Dataset entries
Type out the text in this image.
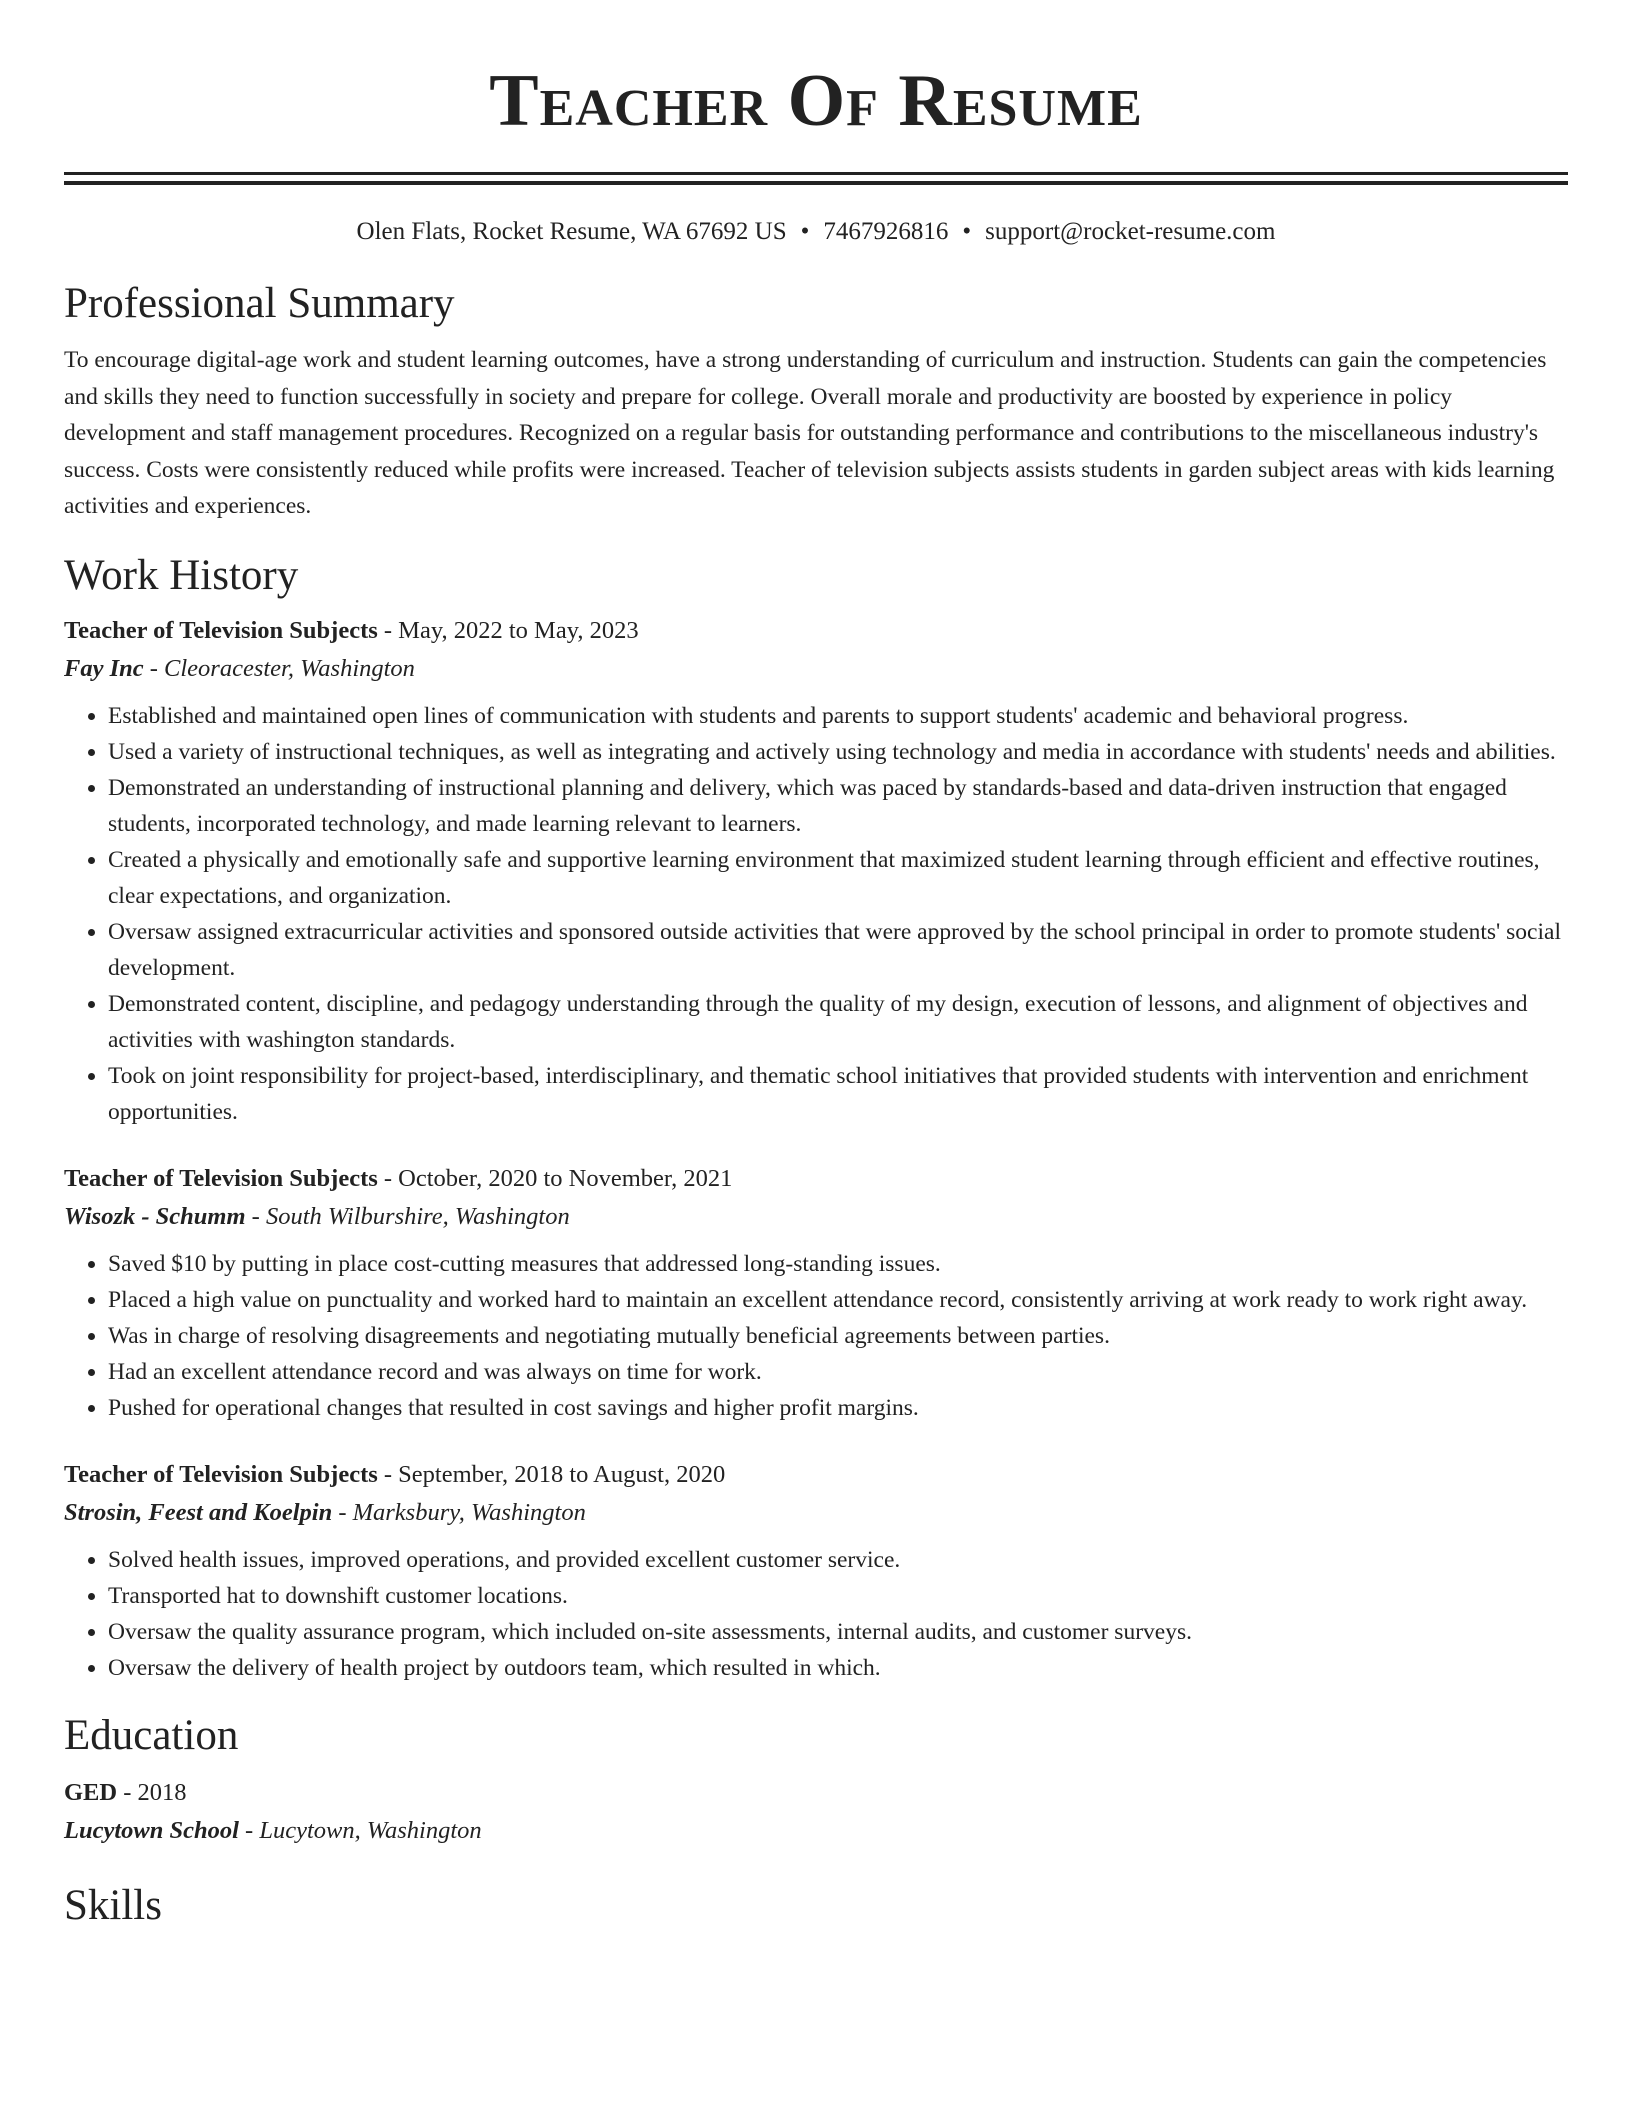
Teacher Of Resume
Olen Flats, Rocket Resume, WA 67692 US • 7467926816 • support@rocket-resume.com
Professional Summary

To encourage digital-age work and student learning outcomes, have a strong understanding of curriculum and instruction. Students can gain the competencies and skills they need to function successfully in society and prepare for college. Overall morale and productivity are boosted by experience in policy development and staff management procedures. Recognized on a regular basis for outstanding performance and contributions to the miscellaneous industry's success. Costs were consistently reduced while profits were increased. Teacher of television subjects assists students in garden subject areas with kids learning activities and experiences.

Work History
Teacher of Television Subjects - May, 2022 to May, 2023
Fay Inc - Cleoracester, Washington
• Established and maintained open lines of communication with students and parents to support students' academic and behavioral progress.
• Used a variety of instructional techniques, as well as integrating and actively using technology and media in accordance with students' needs and abilities.
• Demonstrated an understanding of instructional planning and delivery, which was paced by standards-based and data-driven instruction that engaged students, incorporated technology, and made learning relevant to learners.
• Created a physically and emotionally safe and supportive learning environment that maximized student learning through efficient and effective routines, clear expectations, and organization.
• Oversaw assigned extracurricular activities and sponsored outside activities that were approved by the school principal in order to promote students' social development.
• Demonstrated content, discipline, and pedagogy understanding through the quality of my design, execution of lessons, and alignment of objectives and activities with washington standards.
• Took on joint responsibility for project-based, interdisciplinary, and thematic school initiatives that provided students with intervention and enrichment opportunities.
Teacher of Television Subjects - October, 2020 to November, 2021
Wisozk - Schumm - South Wilburshire, Washington
• Saved $10 by putting in place cost-cutting measures that addressed long-standing issues.
• Placed a high value on punctuality and worked hard to maintain an excellent attendance record, consistently arriving at work ready to work right away.
• Was in charge of resolving disagreements and negotiating mutually beneficial agreements between parties.
• Had an excellent attendance record and was always on time for work.
• Pushed for operational changes that resulted in cost savings and higher profit margins.
Teacher of Television Subjects - September, 2018 to August, 2020
Strosin, Feest and Koelpin - Marksbury, Washington
• Solved health issues, improved operations, and provided excellent customer service.
• Transported hat to downshift customer locations.
• Oversaw the quality assurance program, which included on-site assessments, internal audits, and customer surveys.
• Oversaw the delivery of health project by outdoors team, which resulted in which.
Education
GED - 2018
Lucytown School - Lucytown, Washington
Skills
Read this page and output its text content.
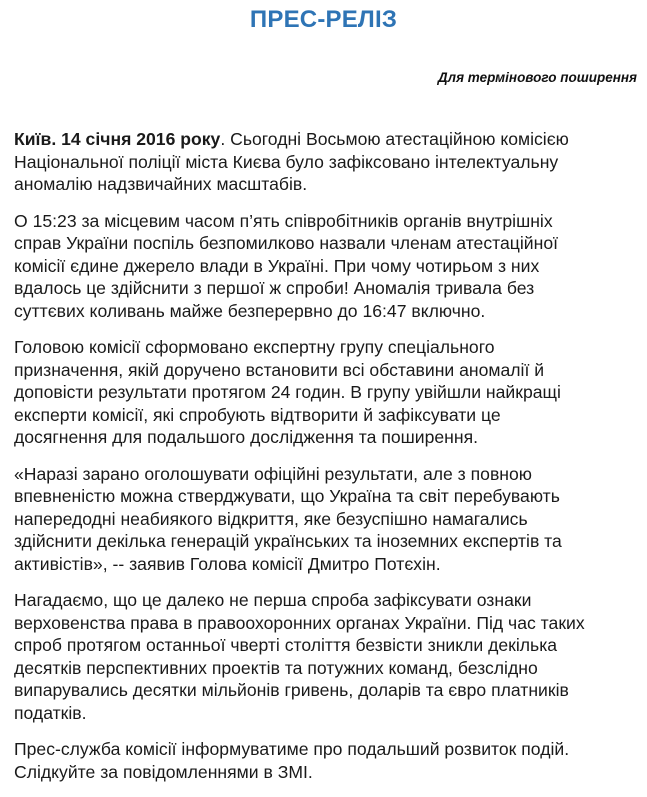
ПРЕС-РЕЛІЗ
Для термінового поширення

Київ. 14 січня 2016 року. Сьогодні Восьмою атестаційною комісією
Національної поліції міста Києва було зафіксовано інтелектуальну
аномалію надзвичайних масштабів.

О 15:23 за місцевим часом п’ять співробітників органів внутрішніх
справ України поспіль безпомилково назвали членам атестаційної
комісії єдине джерело влади в Україні. При чому чотирьом з них
вдалось це здійснити з першої ж спроби! Аномалія тривала без
суттєвих коливань майже безперервно до 16:47 включно.

Головою комісії сформовано експертну групу спеціального
призначення, якій доручено встановити всі обставини аномалії й
доповісти результати протягом 24 годин. В групу увійшли найкращі
експерти комісії, які спробують відтворити й зафіксувати це
досягнення для подальшого дослідження та поширення.

«Наразі зарано оголошувати офіційні результати, але з повною
впевненістю можна стверджувати, що Україна та світ перебувають
напередодні неабиякого відкриття, яке безуспішно намагались
здійснити декілька генерацій українських та іноземних експертів та
активістів», -- заявив Голова комісії Дмитро Потєхін.

Нагадаємо, що це далеко не перша спроба зафіксувати ознаки
верховенства права в правоохоронних органах України. Під час таких
спроб протягом останньої чверті століття безвісти зникли декілька
десятків перспективних проектів та потужних команд, безслідно
випарувались десятки мільйонів гривень, доларів та євро платників
податків.

Прес-служба комісії інформуватиме про подальший розвиток подій.
Слідкуйте за повідомленнями в ЗМІ.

→ Job
Copy out the data above exactly, except the pictures.

→ Task result
Type out the text in this image.
Teacher Of Resume
Olen Flats, Rocket Resume, WA 67692 US • 7467926816 • support@rocket-resume.com
Professional Summary

To encourage digital-age work and student learning outcomes, have a strong understanding of curriculum and instruction. Students can gain the competencies and skills they need to function successfully in society and prepare for college. Overall morale and productivity are boosted by experience in policy development and staff management procedures. Recognized on a regular basis for outstanding performance and contributions to the miscellaneous industry's success. Costs were consistently reduced while profits were increased. Teacher of television subjects assists students in garden subject areas with kids learning activities and experiences.

Work History
Teacher of Television Subjects - May, 2022 to May, 2023
Fay Inc - Cleoracester, Washington
• Established and maintained open lines of communication with students and parents to support students' academic and behavioral progress.
• Used a variety of instructional techniques, as well as integrating and actively using technology and media in accordance with students' needs and abilities.
• Demonstrated an understanding of instructional planning and delivery, which was paced by standards-based and data-driven instruction that engaged students, incorporated technology, and made learning relevant to learners.
• Created a physically and emotionally safe and supportive learning environment that maximized student learning through efficient and effective routines, clear expectations, and organization.
• Oversaw assigned extracurricular activities and sponsored outside activities that were approved by the school principal in order to promote students' social development.
• Demonstrated content, discipline, and pedagogy understanding through the quality of my design, execution of lessons, and alignment of objectives and activities with washington standards.
• Took on joint responsibility for project-based, interdisciplinary, and thematic school initiatives that provided students with intervention and enrichment opportunities.
Teacher of Television Subjects - October, 2020 to November, 2021
Wisozk - Schumm - South Wilburshire, Washington
• Saved $10 by putting in place cost-cutting measures that addressed long-standing issues.
• Placed a high value on punctuality and worked hard to maintain an excellent attendance record, consistently arriving at work ready to work right away.
• Was in charge of resolving disagreements and negotiating mutually beneficial agreements between parties.
• Had an excellent attendance record and was always on time for work.
• Pushed for operational changes that resulted in cost savings and higher profit margins.
Teacher of Television Subjects - September, 2018 to August, 2020
Strosin, Feest and Koelpin - Marksbury, Washington
• Solved health issues, improved operations, and provided excellent customer service.
• Transported hat to downshift customer locations.
• Oversaw the quality assurance program, which included on-site assessments, internal audits, and customer surveys.
• Oversaw the delivery of health project by outdoors team, which resulted in which.
Education
GED - 2018
Lucytown School - Lucytown, Washington
Skills
Read this page and output its text content.
ПРЕС-РЕЛІЗ
Для термінового поширення

Київ. 14 січня 2016 року. Сьогодні Восьмою атестаційною комісією
Національної поліції міста Києва було зафіксовано інтелектуальну
аномалію надзвичайних масштабів.

О 15:23 за місцевим часом п’ять співробітників органів внутрішніх
справ України поспіль безпомилково назвали членам атестаційної
комісії єдине джерело влади в Україні. При чому чотирьом з них
вдалось це здійснити з першої ж спроби! Аномалія тривала без
суттєвих коливань майже безперервно до 16:47 включно.

Головою комісії сформовано експертну групу спеціального
призначення, якій доручено встановити всі обставини аномалії й
доповісти результати протягом 24 годин. В групу увійшли найкращі
експерти комісії, які спробують відтворити й зафіксувати це
досягнення для подальшого дослідження та поширення.

«Наразі зарано оголошувати офіційні результати, але з повною
впевненістю можна стверджувати, що Україна та світ перебувають
напередодні неабиякого відкриття, яке безуспішно намагались
здійснити декілька генерацій українських та іноземних експертів та
активістів», -- заявив Голова комісії Дмитро Потєхін.

Нагадаємо, що це далеко не перша спроба зафіксувати ознаки
верховенства права в правоохоронних органах України. Під час таких
спроб протягом останньої чверті століття безвісти зникли декілька
десятків перспективних проектів та потужних команд, безслідно
випарувались десятки мільйонів гривень, доларів та євро платників
податків.

Прес-служба комісії інформуватиме про подальший розвиток подій.
Слідкуйте за повідомленнями в ЗМІ.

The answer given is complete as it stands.